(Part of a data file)
══════════════════════════════

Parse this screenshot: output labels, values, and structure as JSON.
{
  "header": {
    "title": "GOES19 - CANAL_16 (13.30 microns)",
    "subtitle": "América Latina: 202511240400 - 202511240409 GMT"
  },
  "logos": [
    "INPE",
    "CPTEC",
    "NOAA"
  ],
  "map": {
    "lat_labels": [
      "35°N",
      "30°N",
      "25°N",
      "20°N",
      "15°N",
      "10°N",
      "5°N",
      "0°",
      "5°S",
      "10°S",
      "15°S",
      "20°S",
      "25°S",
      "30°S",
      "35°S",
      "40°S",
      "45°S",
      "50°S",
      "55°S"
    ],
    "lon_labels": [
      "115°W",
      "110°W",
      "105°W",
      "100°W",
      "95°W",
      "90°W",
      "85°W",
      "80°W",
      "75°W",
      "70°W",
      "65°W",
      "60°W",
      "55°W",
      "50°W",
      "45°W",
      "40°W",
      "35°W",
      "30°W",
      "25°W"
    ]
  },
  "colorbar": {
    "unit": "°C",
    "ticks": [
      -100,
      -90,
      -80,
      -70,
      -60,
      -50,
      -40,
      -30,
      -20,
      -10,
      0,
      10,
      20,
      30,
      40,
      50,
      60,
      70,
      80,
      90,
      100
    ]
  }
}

══════════════════════════════

• [TASK REQUIREMENTS]
Output every record above exactly as it appears.

• [CORRECT RESULT]
Parse this screenshot: output labels, values, and structure as JSON.
{
  "header": {
    "title": "GOES19 - CANAL_16 (13.30 microns)",
    "subtitle": "América Latina: 202511240400 - 202511240409 GMT"
  },
  "logos": [
    "INPE",
    "CPTEC",
    "NOAA"
  ],
  "map": {
    "lat_labels": [
      "35°N",
      "30°N",
      "25°N",
      "20°N",
      "15°N",
      "10°N",
      "5°N",
      "0°",
      "5°S",
      "10°S",
      "15°S",
      "20°S",
      "25°S",
      "30°S",
      "35°S",
      "40°S",
      "45°S",
      "50°S",
      "55°S"
    ],
    "lon_labels": [
      "115°W",
      "110°W",
      "105°W",
      "100°W",
      "95°W",
      "90°W",
      "85°W",
      "80°W",
      "75°W",
      "70°W",
      "65°W",
      "60°W",
      "55°W",
      "50°W",
      "45°W",
      "40°W",
      "35°W",
      "30°W",
      "25°W"
    ]
  },
  "colorbar": {
    "unit": "°C",
    "ticks": [
      -100,
      -90,
      -80,
      -70,
      -60,
      -50,
      -40,
      -30,
      -20,
      -10,
      0,
      10,
      20,
      30,
      40,
      50,
      60,
      70,
      80,
      90,
      100
    ]
  }
}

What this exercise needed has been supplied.